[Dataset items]
┄┄┄┄┄┄┄┄┄┄

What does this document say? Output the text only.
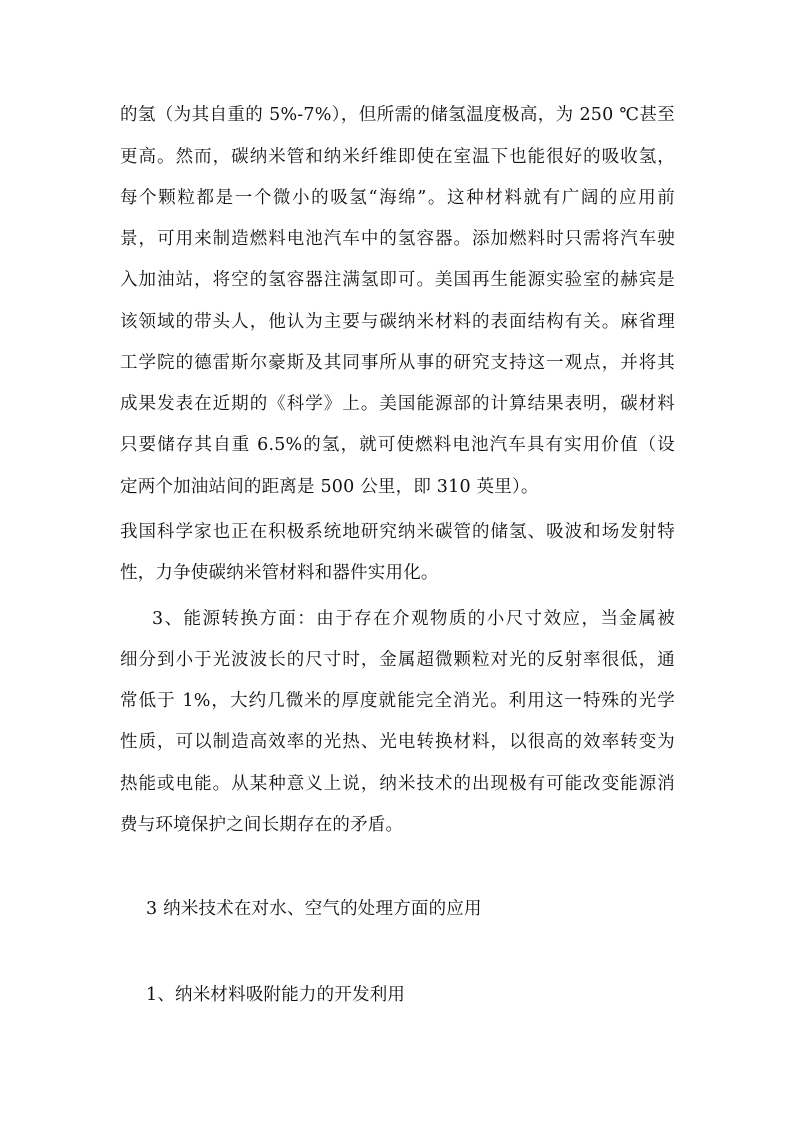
的氢（为其自重的 5%-7%），但所需的储氢温度极高，为 250 ℃甚至
更高。然而，碳纳米管和纳米纤维即使在室温下也能很好的吸收氢，
每个颗粒都是一个微小的吸氢“海绵”。这种材料就有广阔的应用前
景，可用来制造燃料电池汽车中的氢容器。添加燃料时只需将汽车驶
入加油站，将空的氢容器注满氢即可。美国再生能源实验室的赫宾是
该领域的带头人，他认为主要与碳纳米材料的表面结构有关。麻省理
工学院的德雷斯尔豪斯及其同事所从事的研究支持这一观点，并将其
成果发表在近期的《科学》上。美国能源部的计算结果表明，碳材料
只要储存其自重 6.5%的氢，就可使燃料电池汽车具有实用价值（设
定两个加油站间的距离是 500 公里，即 310 英里）。
我国科学家也正在积极系统地研究纳米碳管的储氢、吸波和场发射特
性，力争使碳纳米管材料和器件实用化。
3、能源转换方面：由于存在介观物质的小尺寸效应，当金属被
细分到小于光波波长的尺寸时，金属超微颗粒对光的反射率很低，通
常低于 1%，大约几微米的厚度就能完全消光。利用这一特殊的光学
性质，可以制造高效率的光热、光电转换材料，以很高的效率转变为
热能或电能。从某种意义上说，纳米技术的出现极有可能改变能源消
费与环境保护之间长期存在的矛盾。
3 纳米技术在对水、空气的处理方面的应用
1、纳米材料吸附能力的开发利用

┄┄┄┄┄┄┄┄┄┄

(TASK TO COMPLETE): Copy the records above exactly. The pictures are not part of the copy.

(THE RESULT):
What does this document say? Output the text only.
的氢（为其自重的 5%-7%），但所需的储氢温度极高，为 250 ℃甚至
更高。然而，碳纳米管和纳米纤维即使在室温下也能很好的吸收氢，
每个颗粒都是一个微小的吸氢“海绵”。这种材料就有广阔的应用前
景，可用来制造燃料电池汽车中的氢容器。添加燃料时只需将汽车驶
入加油站，将空的氢容器注满氢即可。美国再生能源实验室的赫宾是
该领域的带头人，他认为主要与碳纳米材料的表面结构有关。麻省理
工学院的德雷斯尔豪斯及其同事所从事的研究支持这一观点，并将其
成果发表在近期的《科学》上。美国能源部的计算结果表明，碳材料
只要储存其自重 6.5%的氢，就可使燃料电池汽车具有实用价值（设
定两个加油站间的距离是 500 公里，即 310 英里）。
我国科学家也正在积极系统地研究纳米碳管的储氢、吸波和场发射特
性，力争使碳纳米管材料和器件实用化。
3、能源转换方面：由于存在介观物质的小尺寸效应，当金属被
细分到小于光波波长的尺寸时，金属超微颗粒对光的反射率很低，通
常低于 1%，大约几微米的厚度就能完全消光。利用这一特殊的光学
性质，可以制造高效率的光热、光电转换材料，以很高的效率转变为
热能或电能。从某种意义上说，纳米技术的出现极有可能改变能源消
费与环境保护之间长期存在的矛盾。
3 纳米技术在对水、空气的处理方面的应用
1、纳米材料吸附能力的开发利用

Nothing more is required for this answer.